→ Brief: Extract and list every line that contains the word "heading".
——————
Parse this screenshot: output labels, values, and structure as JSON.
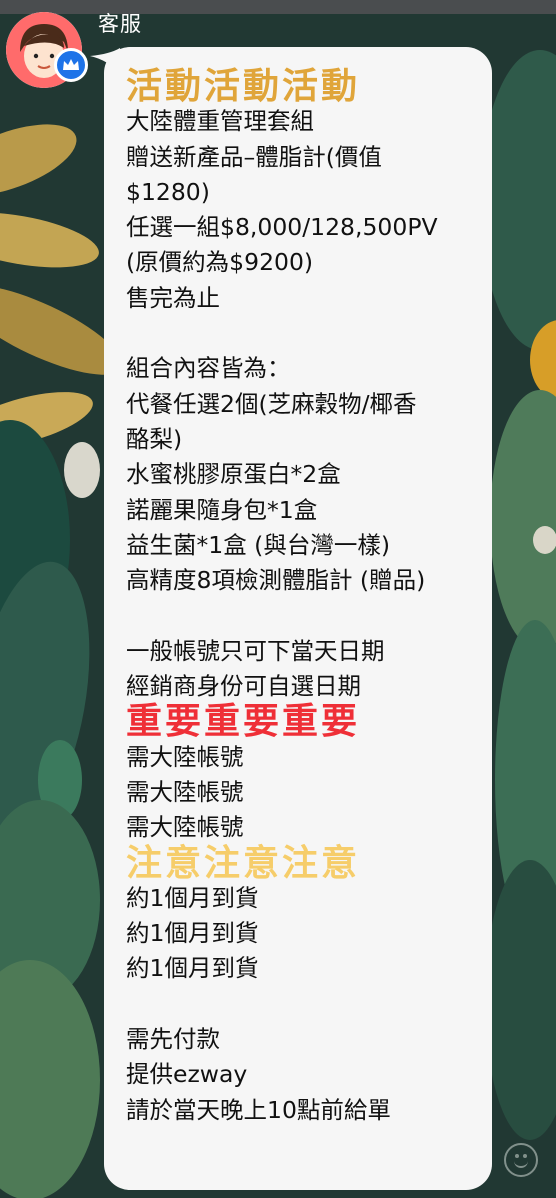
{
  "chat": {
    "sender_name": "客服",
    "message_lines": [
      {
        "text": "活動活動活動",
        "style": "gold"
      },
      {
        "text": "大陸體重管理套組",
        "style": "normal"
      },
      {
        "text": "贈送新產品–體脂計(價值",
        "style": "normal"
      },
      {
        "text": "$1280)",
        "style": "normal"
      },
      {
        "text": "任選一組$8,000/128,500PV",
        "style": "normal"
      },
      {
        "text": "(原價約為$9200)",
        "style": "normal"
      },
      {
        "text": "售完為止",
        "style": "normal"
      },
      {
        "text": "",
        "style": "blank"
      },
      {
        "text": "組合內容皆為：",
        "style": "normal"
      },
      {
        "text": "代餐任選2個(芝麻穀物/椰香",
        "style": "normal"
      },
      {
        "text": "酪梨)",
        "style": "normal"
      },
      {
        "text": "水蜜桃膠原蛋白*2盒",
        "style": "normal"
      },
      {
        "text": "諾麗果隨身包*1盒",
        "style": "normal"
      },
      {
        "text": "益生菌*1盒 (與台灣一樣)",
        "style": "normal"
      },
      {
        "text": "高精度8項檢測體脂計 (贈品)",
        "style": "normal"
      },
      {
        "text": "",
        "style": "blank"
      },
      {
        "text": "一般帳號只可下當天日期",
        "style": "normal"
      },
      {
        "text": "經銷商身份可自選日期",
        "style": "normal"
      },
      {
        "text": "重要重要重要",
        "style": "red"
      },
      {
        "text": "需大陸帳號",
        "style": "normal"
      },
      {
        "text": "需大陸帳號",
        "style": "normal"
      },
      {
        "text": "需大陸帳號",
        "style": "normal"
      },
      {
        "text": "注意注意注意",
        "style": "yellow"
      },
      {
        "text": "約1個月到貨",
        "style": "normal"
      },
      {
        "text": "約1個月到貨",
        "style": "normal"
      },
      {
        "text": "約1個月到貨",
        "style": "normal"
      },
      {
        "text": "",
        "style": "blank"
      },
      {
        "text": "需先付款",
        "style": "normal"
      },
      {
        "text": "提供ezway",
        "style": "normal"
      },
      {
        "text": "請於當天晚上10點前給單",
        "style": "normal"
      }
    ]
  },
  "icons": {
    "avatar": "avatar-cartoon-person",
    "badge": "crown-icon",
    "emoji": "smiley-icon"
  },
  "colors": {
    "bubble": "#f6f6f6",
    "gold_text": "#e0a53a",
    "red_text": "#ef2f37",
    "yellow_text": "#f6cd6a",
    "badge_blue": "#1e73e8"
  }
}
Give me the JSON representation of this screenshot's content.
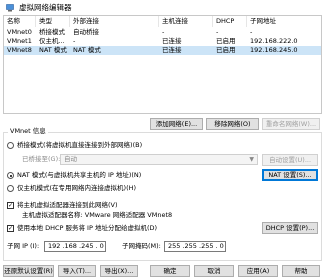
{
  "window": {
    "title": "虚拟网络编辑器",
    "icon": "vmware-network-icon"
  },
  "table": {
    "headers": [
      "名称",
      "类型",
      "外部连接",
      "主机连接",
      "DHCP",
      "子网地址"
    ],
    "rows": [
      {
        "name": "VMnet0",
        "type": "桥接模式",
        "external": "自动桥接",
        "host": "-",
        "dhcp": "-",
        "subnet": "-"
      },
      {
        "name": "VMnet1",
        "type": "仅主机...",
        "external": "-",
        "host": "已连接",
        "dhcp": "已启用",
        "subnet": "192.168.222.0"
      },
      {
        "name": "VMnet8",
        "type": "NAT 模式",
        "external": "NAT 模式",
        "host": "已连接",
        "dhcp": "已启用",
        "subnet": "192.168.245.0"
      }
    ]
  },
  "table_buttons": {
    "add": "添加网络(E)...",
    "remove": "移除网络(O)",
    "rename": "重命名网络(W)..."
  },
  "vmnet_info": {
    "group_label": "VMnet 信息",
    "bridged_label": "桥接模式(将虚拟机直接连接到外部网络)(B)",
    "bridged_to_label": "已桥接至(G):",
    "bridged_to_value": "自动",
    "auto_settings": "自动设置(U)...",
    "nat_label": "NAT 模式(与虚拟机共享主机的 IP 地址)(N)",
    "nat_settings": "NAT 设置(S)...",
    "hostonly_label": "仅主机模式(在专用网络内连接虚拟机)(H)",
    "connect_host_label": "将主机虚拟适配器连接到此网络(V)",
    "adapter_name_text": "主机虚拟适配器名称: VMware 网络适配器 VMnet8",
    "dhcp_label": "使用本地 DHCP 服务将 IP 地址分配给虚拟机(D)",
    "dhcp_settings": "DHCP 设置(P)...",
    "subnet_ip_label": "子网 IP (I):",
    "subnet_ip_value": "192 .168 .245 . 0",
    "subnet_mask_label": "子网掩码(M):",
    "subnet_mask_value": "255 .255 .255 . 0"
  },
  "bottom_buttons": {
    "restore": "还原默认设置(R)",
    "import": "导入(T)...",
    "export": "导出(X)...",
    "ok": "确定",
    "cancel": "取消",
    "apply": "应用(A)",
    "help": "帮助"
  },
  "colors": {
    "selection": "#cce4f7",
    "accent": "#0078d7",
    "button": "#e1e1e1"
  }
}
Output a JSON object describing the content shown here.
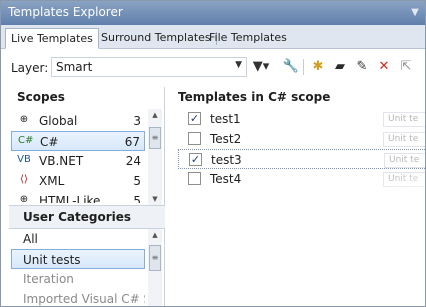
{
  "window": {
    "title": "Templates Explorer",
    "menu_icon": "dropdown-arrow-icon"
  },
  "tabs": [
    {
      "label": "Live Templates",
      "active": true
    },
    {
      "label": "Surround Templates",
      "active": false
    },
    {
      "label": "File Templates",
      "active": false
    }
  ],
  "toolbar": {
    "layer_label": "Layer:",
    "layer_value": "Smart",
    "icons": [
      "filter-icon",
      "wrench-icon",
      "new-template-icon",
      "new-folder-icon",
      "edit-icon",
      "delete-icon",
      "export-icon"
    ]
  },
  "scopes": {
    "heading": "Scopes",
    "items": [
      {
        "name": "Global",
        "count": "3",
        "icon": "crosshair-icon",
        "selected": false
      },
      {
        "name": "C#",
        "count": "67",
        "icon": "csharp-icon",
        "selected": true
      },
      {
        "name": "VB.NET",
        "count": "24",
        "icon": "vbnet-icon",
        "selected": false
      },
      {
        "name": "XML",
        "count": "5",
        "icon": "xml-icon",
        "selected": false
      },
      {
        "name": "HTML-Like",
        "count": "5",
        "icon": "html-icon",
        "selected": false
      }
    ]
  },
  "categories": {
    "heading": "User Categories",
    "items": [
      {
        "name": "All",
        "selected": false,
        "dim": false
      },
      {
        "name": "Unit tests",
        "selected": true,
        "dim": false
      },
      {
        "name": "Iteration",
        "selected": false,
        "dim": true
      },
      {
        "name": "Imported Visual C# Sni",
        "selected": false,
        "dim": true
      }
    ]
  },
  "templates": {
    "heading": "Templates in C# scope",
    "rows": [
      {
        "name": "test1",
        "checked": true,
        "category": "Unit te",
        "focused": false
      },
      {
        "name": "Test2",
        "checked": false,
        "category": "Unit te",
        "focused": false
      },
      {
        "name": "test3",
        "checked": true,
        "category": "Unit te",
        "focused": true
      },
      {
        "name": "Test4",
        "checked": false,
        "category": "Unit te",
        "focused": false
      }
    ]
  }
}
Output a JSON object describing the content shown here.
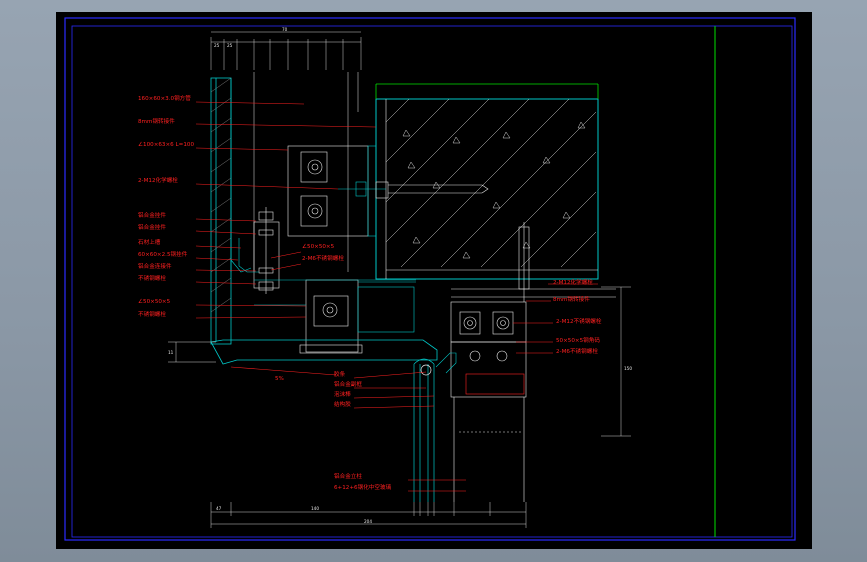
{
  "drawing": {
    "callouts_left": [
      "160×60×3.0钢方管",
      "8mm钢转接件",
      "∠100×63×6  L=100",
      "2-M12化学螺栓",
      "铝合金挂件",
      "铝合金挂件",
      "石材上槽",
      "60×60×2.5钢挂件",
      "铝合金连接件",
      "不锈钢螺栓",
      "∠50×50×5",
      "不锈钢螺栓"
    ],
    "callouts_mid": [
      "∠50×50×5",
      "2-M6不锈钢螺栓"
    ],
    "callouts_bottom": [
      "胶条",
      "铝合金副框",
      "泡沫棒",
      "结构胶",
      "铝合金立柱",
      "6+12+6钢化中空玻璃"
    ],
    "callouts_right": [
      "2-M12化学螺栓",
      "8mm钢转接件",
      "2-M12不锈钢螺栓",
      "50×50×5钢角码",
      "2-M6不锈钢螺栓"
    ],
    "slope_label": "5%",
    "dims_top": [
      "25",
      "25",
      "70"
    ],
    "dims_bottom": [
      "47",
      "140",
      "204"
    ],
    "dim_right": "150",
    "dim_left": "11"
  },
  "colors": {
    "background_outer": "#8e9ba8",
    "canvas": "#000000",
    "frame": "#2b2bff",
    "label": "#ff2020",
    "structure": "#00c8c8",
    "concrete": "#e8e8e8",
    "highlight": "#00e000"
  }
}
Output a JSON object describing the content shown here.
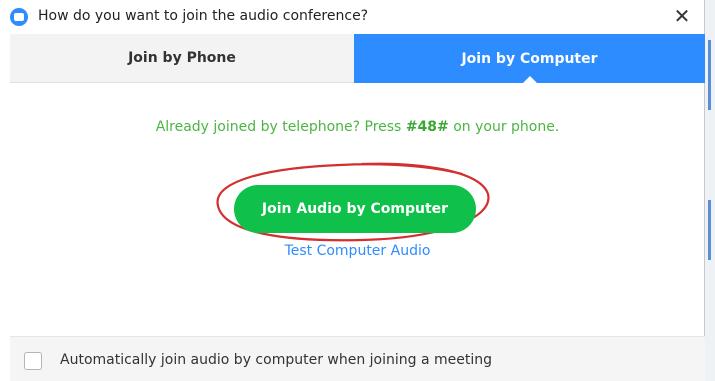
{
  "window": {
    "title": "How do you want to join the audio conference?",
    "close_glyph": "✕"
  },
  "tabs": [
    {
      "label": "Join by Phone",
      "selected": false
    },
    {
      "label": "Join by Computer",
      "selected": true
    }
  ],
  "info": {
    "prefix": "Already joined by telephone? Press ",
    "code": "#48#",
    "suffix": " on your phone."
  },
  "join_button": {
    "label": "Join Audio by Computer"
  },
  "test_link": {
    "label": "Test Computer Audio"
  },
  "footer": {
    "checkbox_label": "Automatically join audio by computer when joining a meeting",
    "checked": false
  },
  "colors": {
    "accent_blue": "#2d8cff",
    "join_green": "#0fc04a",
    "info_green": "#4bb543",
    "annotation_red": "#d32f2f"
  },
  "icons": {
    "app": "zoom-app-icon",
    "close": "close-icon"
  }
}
——————
→ Answer to the problem:
    "heading": "Scopes",
    "heading": "User Categories",
    "heading": "Templates in C# scope",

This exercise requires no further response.